==== Given data

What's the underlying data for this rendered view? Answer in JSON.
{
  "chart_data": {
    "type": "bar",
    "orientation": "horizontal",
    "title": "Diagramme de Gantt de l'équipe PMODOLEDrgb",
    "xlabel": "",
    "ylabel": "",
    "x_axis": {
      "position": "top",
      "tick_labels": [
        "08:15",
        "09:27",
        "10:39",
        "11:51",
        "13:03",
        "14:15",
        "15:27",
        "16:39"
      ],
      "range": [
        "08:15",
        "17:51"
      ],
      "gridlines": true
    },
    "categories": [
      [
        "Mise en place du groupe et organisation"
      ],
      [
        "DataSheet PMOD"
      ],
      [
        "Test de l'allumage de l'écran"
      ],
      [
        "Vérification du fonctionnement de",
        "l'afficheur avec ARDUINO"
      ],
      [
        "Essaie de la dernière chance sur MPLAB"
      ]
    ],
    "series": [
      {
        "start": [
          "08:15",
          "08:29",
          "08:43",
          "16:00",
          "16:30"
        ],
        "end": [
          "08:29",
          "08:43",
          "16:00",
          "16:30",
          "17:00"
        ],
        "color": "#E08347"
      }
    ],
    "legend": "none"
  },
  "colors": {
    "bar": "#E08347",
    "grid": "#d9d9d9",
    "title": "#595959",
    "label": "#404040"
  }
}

========

What is asked :: Set down the entries above again, word for word.

Exercise answer ::
What's the underlying data for this rendered view? Answer in JSON.
{
  "chart_data": {
    "type": "bar",
    "orientation": "horizontal",
    "title": "Diagramme de Gantt de l'équipe PMODOLEDrgb",
    "xlabel": "",
    "ylabel": "",
    "x_axis": {
      "position": "top",
      "tick_labels": [
        "08:15",
        "09:27",
        "10:39",
        "11:51",
        "13:03",
        "14:15",
        "15:27",
        "16:39"
      ],
      "range": [
        "08:15",
        "17:51"
      ],
      "gridlines": true
    },
    "categories": [
      [
        "Mise en place du groupe et organisation"
      ],
      [
        "DataSheet PMOD"
      ],
      [
        "Test de l'allumage de l'écran"
      ],
      [
        "Vérification du fonctionnement de",
        "l'afficheur avec ARDUINO"
      ],
      [
        "Essaie de la dernière chance sur MPLAB"
      ]
    ],
    "series": [
      {
        "start": [
          "08:15",
          "08:29",
          "08:43",
          "16:00",
          "16:30"
        ],
        "end": [
          "08:29",
          "08:43",
          "16:00",
          "16:30",
          "17:00"
        ],
        "color": "#E08347"
      }
    ],
    "legend": "none"
  },
  "colors": {
    "bar": "#E08347",
    "grid": "#d9d9d9",
    "title": "#595959",
    "label": "#404040"
  }
}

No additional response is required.